━━━ Dataset entries ━━━
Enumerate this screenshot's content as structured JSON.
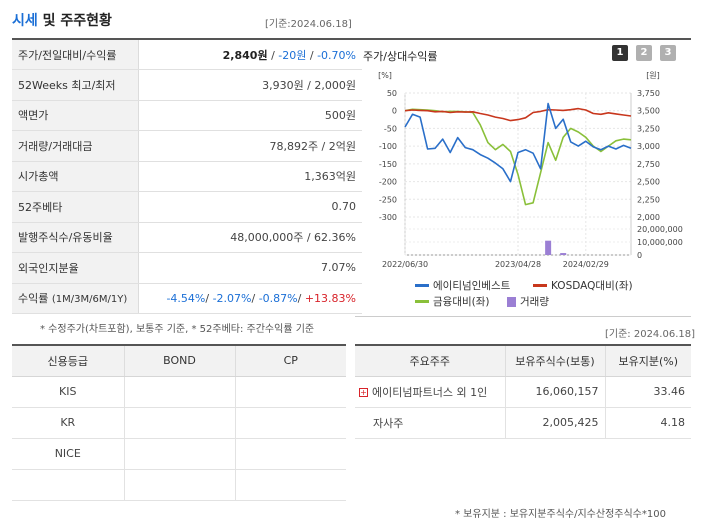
{
  "header": {
    "title_accent": "시세",
    "title_rest": " 및 주주현황",
    "date": "[기준:2024.06.18]"
  },
  "quote_rows": [
    {
      "label": "주가/전일대비/수익률",
      "price": "2,840원",
      "sep1": " / ",
      "change": "-20원",
      "sep2": " / ",
      "rate": "-0.70%"
    },
    {
      "label": "52Weeks 최고/최저",
      "value": "3,930원 / 2,000원"
    },
    {
      "label": "액면가",
      "value": "500원"
    },
    {
      "label": "거래량/거래대금",
      "value": "78,892주 / 2억원"
    },
    {
      "label": "시가총액",
      "value": "1,363억원"
    },
    {
      "label": "52주베타",
      "value": "0.70"
    },
    {
      "label": "발행주식수/유동비율",
      "value": "48,000,000주 / 62.36%"
    },
    {
      "label": "외국인지분율",
      "value": "7.07%"
    },
    {
      "label": "수익률",
      "sublabel": "(1M/3M/6M/1Y)",
      "r1": "-4.54%",
      "r2": "-2.07%",
      "r3": "-0.87%",
      "r4": "+13.83%",
      "sep": "/ "
    }
  ],
  "quote_note": "* 수정주가(차트포함), 보통주 기준, * 52주베타: 주간수익률 기준",
  "chart": {
    "title": "주가/상대수익률",
    "pages": [
      "1",
      "2",
      "3"
    ],
    "left_unit": "[%]",
    "right_unit": "[원]",
    "left_ticks": [
      "50",
      "0",
      "-50",
      "-100",
      "-150",
      "-200",
      "-250",
      "-300"
    ],
    "right_ticks": [
      "3,750",
      "3,500",
      "3,250",
      "3,000",
      "2,750",
      "2,500",
      "2,250",
      "2,000"
    ],
    "vol_ticks": [
      "20,000,000",
      "10,000,000",
      "0"
    ],
    "x_ticks": [
      "2022/06/30",
      "2023/04/28",
      "2024/02/29"
    ],
    "legend": {
      "s1": "에이티넘인베스트",
      "s2": "KOSDAQ대비(좌)",
      "s3": "금융대비(좌)",
      "s4": "거래량"
    },
    "colors": {
      "s1": "#2a6fc9",
      "s2": "#c8371d",
      "s3": "#8ac03a",
      "s4": "#9b7fd4"
    }
  },
  "chart_data": {
    "type": "line",
    "x": [
      0,
      1,
      2,
      3,
      4,
      5,
      6,
      7,
      8,
      9,
      10,
      11,
      12,
      13,
      14,
      15,
      16,
      17,
      18,
      19,
      20,
      21,
      22,
      23,
      24,
      25,
      26,
      27,
      28,
      29,
      30
    ],
    "series": [
      {
        "name": "에이티넘인베스트",
        "axis": "right",
        "values": [
          3270,
          3450,
          3410,
          2960,
          2970,
          3100,
          2910,
          3120,
          2980,
          2950,
          2880,
          2830,
          2760,
          2680,
          2500,
          2910,
          2950,
          2900,
          2680,
          3600,
          3250,
          3380,
          3060,
          3000,
          3070,
          2990,
          2950,
          3000,
          2960,
          3010,
          2970
        ]
      },
      {
        "name": "KOSDAQ대비(좌)",
        "axis": "left",
        "values": [
          0,
          2,
          1,
          0,
          -3,
          -2,
          -5,
          -3,
          -4,
          -3,
          -8,
          -12,
          -18,
          -22,
          -28,
          -25,
          -20,
          -5,
          -2,
          3,
          2,
          1,
          3,
          6,
          2,
          -8,
          -10,
          -6,
          -9,
          -12,
          -15
        ]
      },
      {
        "name": "금융대비(좌)",
        "axis": "left",
        "values": [
          0,
          4,
          3,
          2,
          0,
          -3,
          -2,
          -2,
          -3,
          -5,
          -40,
          -90,
          -110,
          -95,
          -115,
          -180,
          -265,
          -260,
          -175,
          -90,
          -140,
          -75,
          -50,
          -60,
          -75,
          -100,
          -115,
          -100,
          -85,
          -80,
          -82
        ]
      }
    ],
    "volume": {
      "name": "거래량",
      "axis": "volume",
      "x": [
        19,
        21
      ],
      "values": [
        11000000,
        1500000
      ]
    },
    "ylim_left": [
      -300,
      50
    ],
    "ylim_right": [
      2000,
      3750
    ],
    "ylim_volume": [
      0,
      20000000
    ],
    "grid": true
  },
  "credit": {
    "headers": [
      "신용등급",
      "BOND",
      "CP"
    ],
    "rows": [
      [
        "KIS",
        "",
        ""
      ],
      [
        "KR",
        "",
        ""
      ],
      [
        "NICE",
        "",
        ""
      ],
      [
        "",
        "",
        ""
      ]
    ]
  },
  "holders": {
    "date": "[기준: 2024.06.18]",
    "headers": [
      "주요주주",
      "보유주식수(보통)",
      "보유지분(%)"
    ],
    "rows": [
      {
        "name": "에이티넘파트너스 외 1인",
        "shares": "16,060,157",
        "ratio": "33.46",
        "expand": "+"
      },
      {
        "name": "자사주",
        "shares": "2,005,425",
        "ratio": "4.18"
      }
    ],
    "note": "* 보유지분 : 보유지분주식수/지수산정주식수*100"
  }
}
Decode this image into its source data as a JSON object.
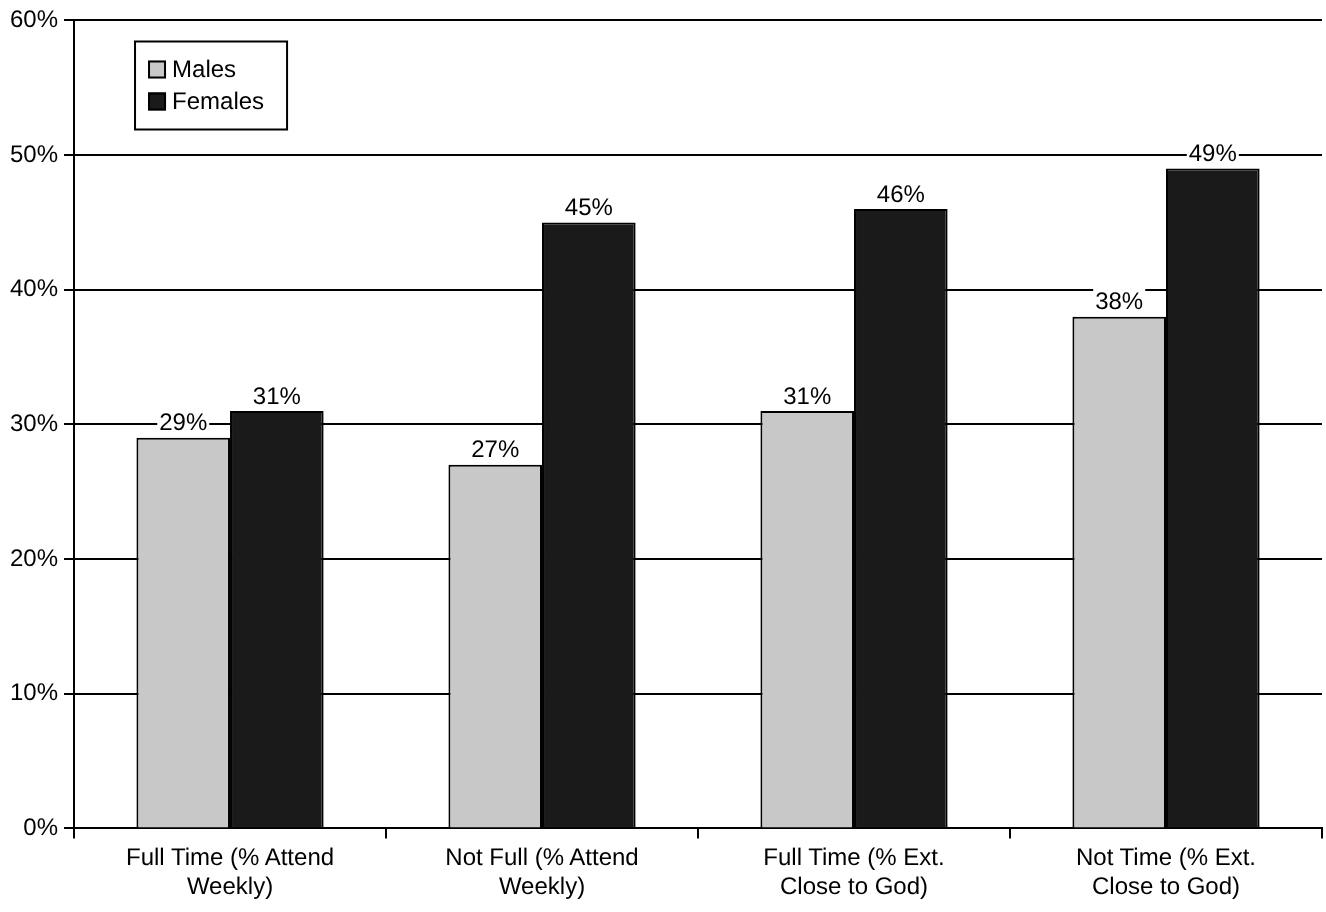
{
  "chart_data": {
    "type": "bar",
    "categories": [
      "Full Time (% Attend Weekly)",
      "Not Full (% Attend Weekly)",
      "Full Time (% Ext. Close to God)",
      "Not Time (% Ext. Close to God)"
    ],
    "series": [
      {
        "name": "Males",
        "color": "#c8c8c8",
        "values": [
          29,
          27,
          31,
          38
        ],
        "value_labels": [
          "29%",
          "27%",
          "31%",
          "38%"
        ]
      },
      {
        "name": "Females",
        "color": "#1a1a1a",
        "values": [
          31,
          45,
          46,
          49
        ],
        "value_labels": [
          "31%",
          "45%",
          "46%",
          "49%"
        ]
      }
    ],
    "ylim": [
      0,
      60
    ],
    "yticks": [
      {
        "value": 0,
        "label": "0%"
      },
      {
        "value": 10,
        "label": "10%"
      },
      {
        "value": 20,
        "label": "20%"
      },
      {
        "value": 30,
        "label": "30%"
      },
      {
        "value": 40,
        "label": "40%"
      },
      {
        "value": 50,
        "label": "50%"
      },
      {
        "value": 60,
        "label": "60%"
      }
    ],
    "grid": "y",
    "legend": "top left"
  }
}
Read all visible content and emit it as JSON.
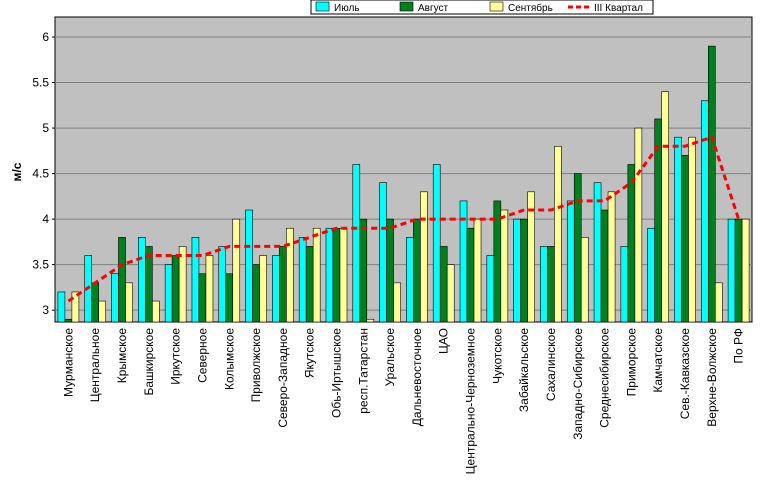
{
  "chart_data": {
    "type": "bar",
    "y_label": "м/с",
    "categories": [
      "Мурманское",
      "Центральное",
      "Крымское",
      "Башкирское",
      "Иркутское",
      "Северное",
      "Колымское",
      "Приволжское",
      "Северо-Западное",
      "Якутское",
      "Обь-Иртышское",
      "респ.Татарстан",
      "Уральское",
      "Дальневосточное",
      "ЦАО",
      "Центрально-Черноземное",
      "Чукотское",
      "Забайкальское",
      "Сахалинское",
      "Западно-Сибирское",
      "Среднесибирское",
      "Приморское",
      "Камчатское",
      "Сев.-Кавказское",
      "Верхне-Волжское",
      "По РФ"
    ],
    "series": [
      {
        "name": "Июль",
        "color": "#00ffff",
        "values": [
          3.2,
          3.6,
          3.4,
          3.8,
          3.5,
          3.8,
          3.7,
          4.1,
          3.6,
          3.8,
          3.9,
          4.6,
          4.4,
          3.8,
          4.6,
          4.2,
          3.6,
          4.0,
          3.7,
          4.2,
          4.4,
          3.7,
          3.9,
          4.9,
          5.3,
          4.0
        ]
      },
      {
        "name": "Август",
        "color": "#007f1f",
        "values": [
          2.9,
          3.3,
          3.8,
          3.7,
          3.6,
          3.4,
          3.4,
          3.5,
          3.7,
          3.7,
          3.9,
          4.0,
          4.0,
          4.0,
          3.7,
          3.9,
          4.2,
          4.0,
          3.7,
          4.5,
          4.1,
          4.6,
          5.1,
          4.7,
          5.9,
          4.0
        ]
      },
      {
        "name": "Сентябрь",
        "color": "#ffff99",
        "values": [
          3.2,
          3.1,
          3.3,
          3.1,
          3.7,
          3.6,
          4.0,
          3.6,
          3.9,
          3.9,
          3.9,
          2.9,
          3.3,
          4.3,
          3.5,
          4.0,
          4.1,
          4.3,
          4.8,
          3.8,
          4.3,
          5.0,
          5.4,
          4.9,
          3.3,
          4.0
        ]
      },
      {
        "name": "III Квартал",
        "color": "#ff0000",
        "line": true,
        "values": [
          3.1,
          3.3,
          3.5,
          3.6,
          3.6,
          3.6,
          3.7,
          3.7,
          3.7,
          3.8,
          3.9,
          3.9,
          3.9,
          4.0,
          4.0,
          4.0,
          4.0,
          4.1,
          4.1,
          4.2,
          4.2,
          4.4,
          4.8,
          4.8,
          4.9,
          4.0
        ]
      }
    ],
    "ylim": [
      2.87,
      6.22
    ],
    "yticks": [
      3,
      3.5,
      4,
      4.5,
      5,
      5.5,
      6
    ],
    "grid": true
  }
}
━━━
What is needed: Scan the listing above and identify each line holding the string "Close"; copy every such line.

Output of the exercise:
      "Full Time (% Ext. Close to God)",
      "Not Time (% Ext. Close to God)"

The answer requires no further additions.